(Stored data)
** start **

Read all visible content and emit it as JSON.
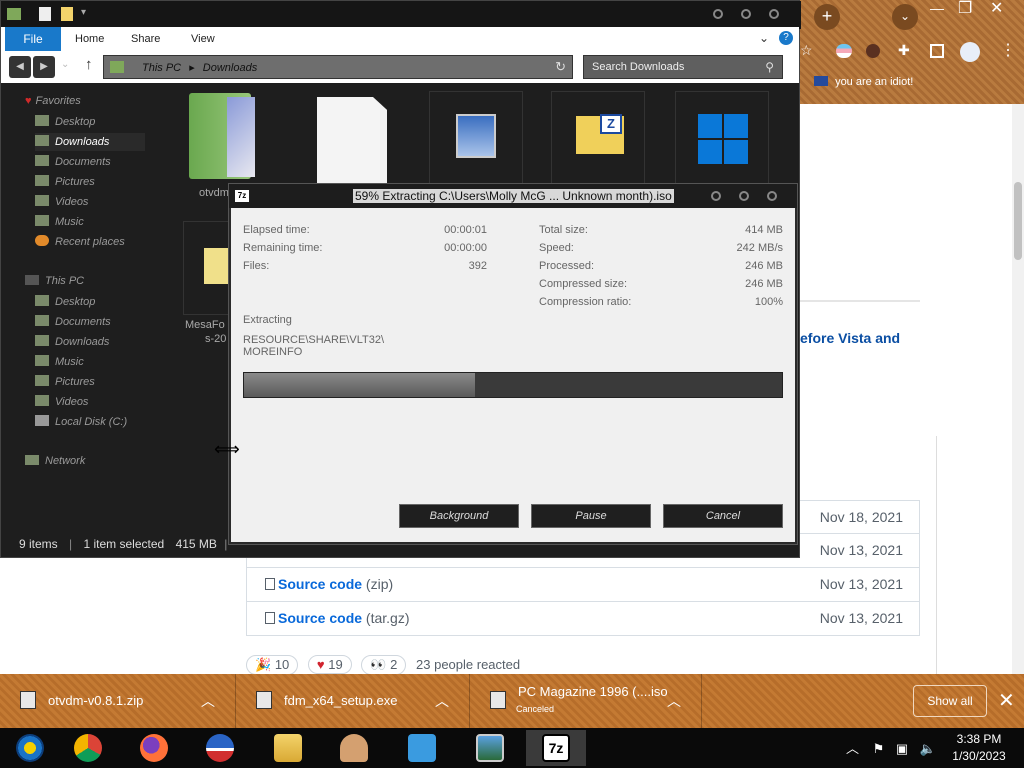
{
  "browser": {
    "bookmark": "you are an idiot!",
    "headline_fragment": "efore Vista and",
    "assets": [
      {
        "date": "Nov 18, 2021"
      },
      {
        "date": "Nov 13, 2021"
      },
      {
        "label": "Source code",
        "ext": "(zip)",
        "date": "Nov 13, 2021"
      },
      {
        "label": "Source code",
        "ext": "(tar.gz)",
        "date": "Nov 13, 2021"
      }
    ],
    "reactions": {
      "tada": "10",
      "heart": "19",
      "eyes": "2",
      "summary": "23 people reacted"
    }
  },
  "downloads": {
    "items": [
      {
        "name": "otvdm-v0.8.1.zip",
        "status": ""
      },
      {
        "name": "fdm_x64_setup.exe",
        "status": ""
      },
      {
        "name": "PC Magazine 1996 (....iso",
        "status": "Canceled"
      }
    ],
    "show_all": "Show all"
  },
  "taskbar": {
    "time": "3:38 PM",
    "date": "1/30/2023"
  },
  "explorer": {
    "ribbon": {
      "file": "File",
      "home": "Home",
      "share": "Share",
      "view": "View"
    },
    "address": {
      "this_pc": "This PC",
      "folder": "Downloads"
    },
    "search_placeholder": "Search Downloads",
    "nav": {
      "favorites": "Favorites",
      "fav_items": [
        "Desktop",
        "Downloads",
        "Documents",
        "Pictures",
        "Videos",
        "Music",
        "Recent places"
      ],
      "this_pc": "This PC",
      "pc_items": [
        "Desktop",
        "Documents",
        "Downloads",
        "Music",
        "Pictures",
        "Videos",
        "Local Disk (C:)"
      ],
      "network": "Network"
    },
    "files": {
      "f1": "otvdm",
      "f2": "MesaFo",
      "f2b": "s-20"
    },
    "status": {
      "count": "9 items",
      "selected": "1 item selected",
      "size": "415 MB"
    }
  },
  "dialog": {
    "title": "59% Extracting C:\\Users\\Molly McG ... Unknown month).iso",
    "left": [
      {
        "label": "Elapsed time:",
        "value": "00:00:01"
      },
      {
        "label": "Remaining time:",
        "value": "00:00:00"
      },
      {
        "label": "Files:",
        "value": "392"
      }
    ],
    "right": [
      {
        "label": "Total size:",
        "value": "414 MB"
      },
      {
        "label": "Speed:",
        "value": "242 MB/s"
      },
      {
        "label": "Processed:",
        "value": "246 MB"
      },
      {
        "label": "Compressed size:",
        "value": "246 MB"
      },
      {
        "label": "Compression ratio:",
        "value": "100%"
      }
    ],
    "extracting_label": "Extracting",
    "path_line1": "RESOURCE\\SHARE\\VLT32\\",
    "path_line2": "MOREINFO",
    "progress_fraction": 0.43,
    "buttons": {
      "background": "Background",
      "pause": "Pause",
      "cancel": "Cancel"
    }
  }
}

** end **

▶ _Goal of the exercise_
Please transcribe the material above exactly as written. Leave the pictures out.

▶ _Output of the task_
Read all visible content and emit it as JSON.
{
  "browser": {
    "bookmark": "you are an idiot!",
    "headline_fragment": "efore Vista and",
    "assets": [
      {
        "date": "Nov 18, 2021"
      },
      {
        "date": "Nov 13, 2021"
      },
      {
        "label": "Source code",
        "ext": "(zip)",
        "date": "Nov 13, 2021"
      },
      {
        "label": "Source code",
        "ext": "(tar.gz)",
        "date": "Nov 13, 2021"
      }
    ],
    "reactions": {
      "tada": "10",
      "heart": "19",
      "eyes": "2",
      "summary": "23 people reacted"
    }
  },
  "downloads": {
    "items": [
      {
        "name": "otvdm-v0.8.1.zip",
        "status": ""
      },
      {
        "name": "fdm_x64_setup.exe",
        "status": ""
      },
      {
        "name": "PC Magazine 1996 (....iso",
        "status": "Canceled"
      }
    ],
    "show_all": "Show all"
  },
  "taskbar": {
    "time": "3:38 PM",
    "date": "1/30/2023"
  },
  "explorer": {
    "ribbon": {
      "file": "File",
      "home": "Home",
      "share": "Share",
      "view": "View"
    },
    "address": {
      "this_pc": "This PC",
      "folder": "Downloads"
    },
    "search_placeholder": "Search Downloads",
    "nav": {
      "favorites": "Favorites",
      "fav_items": [
        "Desktop",
        "Downloads",
        "Documents",
        "Pictures",
        "Videos",
        "Music",
        "Recent places"
      ],
      "this_pc": "This PC",
      "pc_items": [
        "Desktop",
        "Documents",
        "Downloads",
        "Music",
        "Pictures",
        "Videos",
        "Local Disk (C:)"
      ],
      "network": "Network"
    },
    "files": {
      "f1": "otvdm",
      "f2": "MesaFo",
      "f2b": "s-20"
    },
    "status": {
      "count": "9 items",
      "selected": "1 item selected",
      "size": "415 MB"
    }
  },
  "dialog": {
    "title": "59% Extracting C:\\Users\\Molly McG ... Unknown month).iso",
    "left": [
      {
        "label": "Elapsed time:",
        "value": "00:00:01"
      },
      {
        "label": "Remaining time:",
        "value": "00:00:00"
      },
      {
        "label": "Files:",
        "value": "392"
      }
    ],
    "right": [
      {
        "label": "Total size:",
        "value": "414 MB"
      },
      {
        "label": "Speed:",
        "value": "242 MB/s"
      },
      {
        "label": "Processed:",
        "value": "246 MB"
      },
      {
        "label": "Compressed size:",
        "value": "246 MB"
      },
      {
        "label": "Compression ratio:",
        "value": "100%"
      }
    ],
    "extracting_label": "Extracting",
    "path_line1": "RESOURCE\\SHARE\\VLT32\\",
    "path_line2": "MOREINFO",
    "progress_fraction": 0.43,
    "buttons": {
      "background": "Background",
      "pause": "Pause",
      "cancel": "Cancel"
    }
  }
}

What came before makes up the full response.